**WHAT IS ASKED**:
Write out the records word for word, with no pictures.

**INFORMATION SUPPLIED**:
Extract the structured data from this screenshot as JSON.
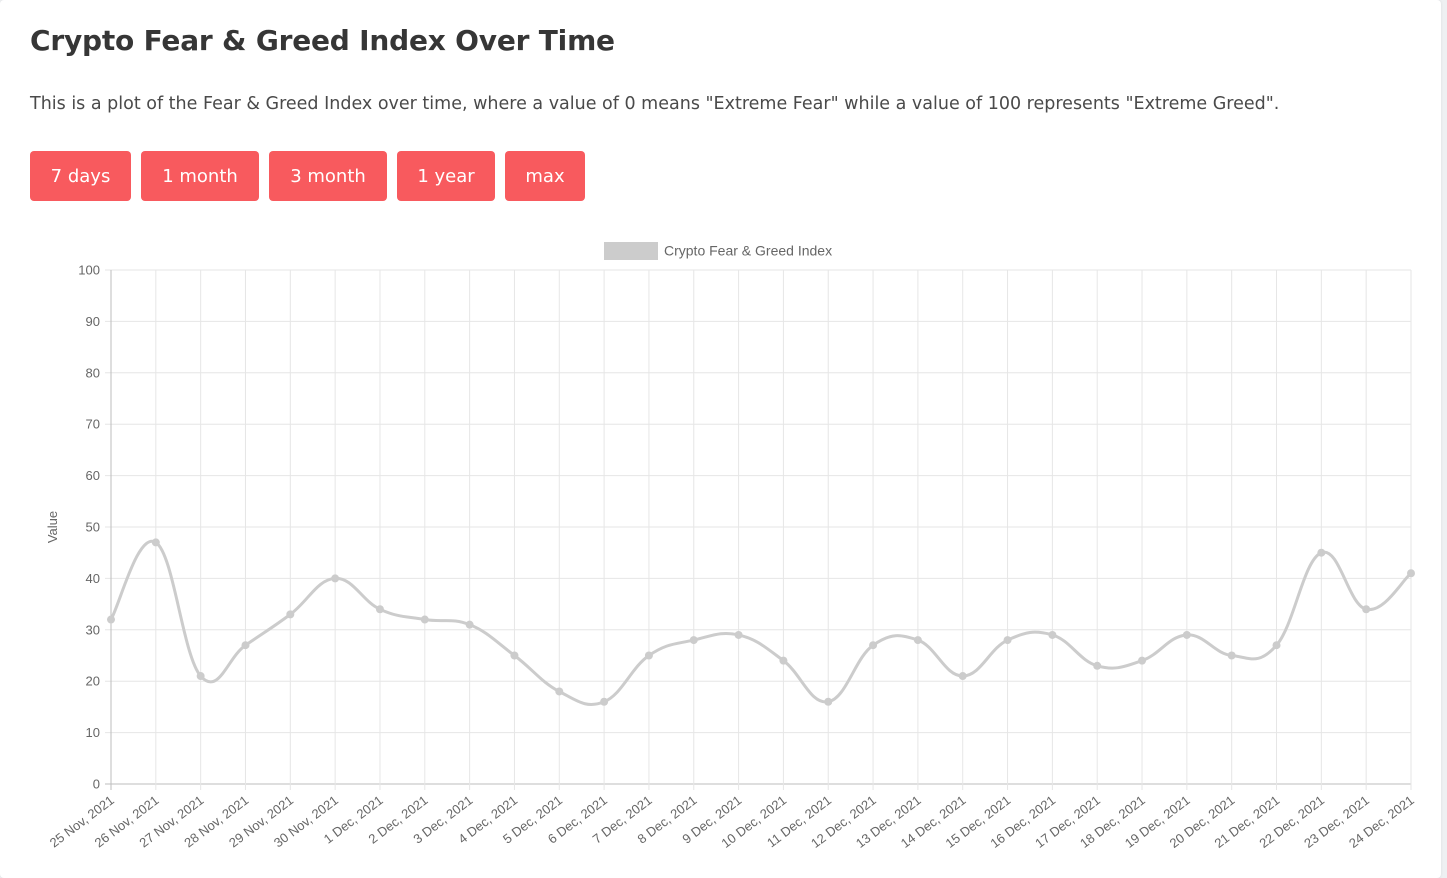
{
  "header": {
    "title": "Crypto Fear & Greed Index Over Time",
    "description": "This is a plot of the Fear & Greed Index over time, where a value of 0 means \"Extreme Fear\" while a value of 100 represents \"Extreme Greed\"."
  },
  "ranges": {
    "seven_days": "7 days",
    "one_month": "1 month",
    "three_month": "3 month",
    "one_year": "1 year",
    "max": "max"
  },
  "colors": {
    "button": "#f85a5e",
    "series": "#cccccc"
  },
  "chart_data": {
    "type": "line",
    "legend_position": "top",
    "grid": true,
    "xlabel": "",
    "ylabel": "Value",
    "ylim": [
      0,
      100
    ],
    "yticks": [
      0,
      10,
      20,
      30,
      40,
      50,
      60,
      70,
      80,
      90,
      100
    ],
    "categories": [
      "25 Nov, 2021",
      "26 Nov, 2021",
      "27 Nov, 2021",
      "28 Nov, 2021",
      "29 Nov, 2021",
      "30 Nov, 2021",
      "1 Dec, 2021",
      "2 Dec, 2021",
      "3 Dec, 2021",
      "4 Dec, 2021",
      "5 Dec, 2021",
      "6 Dec, 2021",
      "7 Dec, 2021",
      "8 Dec, 2021",
      "9 Dec, 2021",
      "10 Dec, 2021",
      "11 Dec, 2021",
      "12 Dec, 2021",
      "13 Dec, 2021",
      "14 Dec, 2021",
      "15 Dec, 2021",
      "16 Dec, 2021",
      "17 Dec, 2021",
      "18 Dec, 2021",
      "19 Dec, 2021",
      "20 Dec, 2021",
      "21 Dec, 2021",
      "22 Dec, 2021",
      "23 Dec, 2021",
      "24 Dec, 2021"
    ],
    "series": [
      {
        "name": "Crypto Fear & Greed Index",
        "color": "#cccccc",
        "values": [
          32,
          47,
          21,
          27,
          33,
          40,
          34,
          32,
          31,
          25,
          18,
          16,
          25,
          28,
          29,
          24,
          16,
          27,
          28,
          21,
          28,
          29,
          23,
          24,
          29,
          25,
          27,
          45,
          34,
          41
        ]
      }
    ]
  }
}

**EXERCISE RESULT**:
Extract the structured data from this screenshot as JSON.
{
  "header": {
    "title": "Crypto Fear & Greed Index Over Time",
    "description": "This is a plot of the Fear & Greed Index over time, where a value of 0 means \"Extreme Fear\" while a value of 100 represents \"Extreme Greed\"."
  },
  "ranges": {
    "seven_days": "7 days",
    "one_month": "1 month",
    "three_month": "3 month",
    "one_year": "1 year",
    "max": "max"
  },
  "colors": {
    "button": "#f85a5e",
    "series": "#cccccc"
  },
  "chart_data": {
    "type": "line",
    "legend_position": "top",
    "grid": true,
    "xlabel": "",
    "ylabel": "Value",
    "ylim": [
      0,
      100
    ],
    "yticks": [
      0,
      10,
      20,
      30,
      40,
      50,
      60,
      70,
      80,
      90,
      100
    ],
    "categories": [
      "25 Nov, 2021",
      "26 Nov, 2021",
      "27 Nov, 2021",
      "28 Nov, 2021",
      "29 Nov, 2021",
      "30 Nov, 2021",
      "1 Dec, 2021",
      "2 Dec, 2021",
      "3 Dec, 2021",
      "4 Dec, 2021",
      "5 Dec, 2021",
      "6 Dec, 2021",
      "7 Dec, 2021",
      "8 Dec, 2021",
      "9 Dec, 2021",
      "10 Dec, 2021",
      "11 Dec, 2021",
      "12 Dec, 2021",
      "13 Dec, 2021",
      "14 Dec, 2021",
      "15 Dec, 2021",
      "16 Dec, 2021",
      "17 Dec, 2021",
      "18 Dec, 2021",
      "19 Dec, 2021",
      "20 Dec, 2021",
      "21 Dec, 2021",
      "22 Dec, 2021",
      "23 Dec, 2021",
      "24 Dec, 2021"
    ],
    "series": [
      {
        "name": "Crypto Fear & Greed Index",
        "color": "#cccccc",
        "values": [
          32,
          47,
          21,
          27,
          33,
          40,
          34,
          32,
          31,
          25,
          18,
          16,
          25,
          28,
          29,
          24,
          16,
          27,
          28,
          21,
          28,
          29,
          23,
          24,
          29,
          25,
          27,
          45,
          34,
          41
        ]
      }
    ]
  }
}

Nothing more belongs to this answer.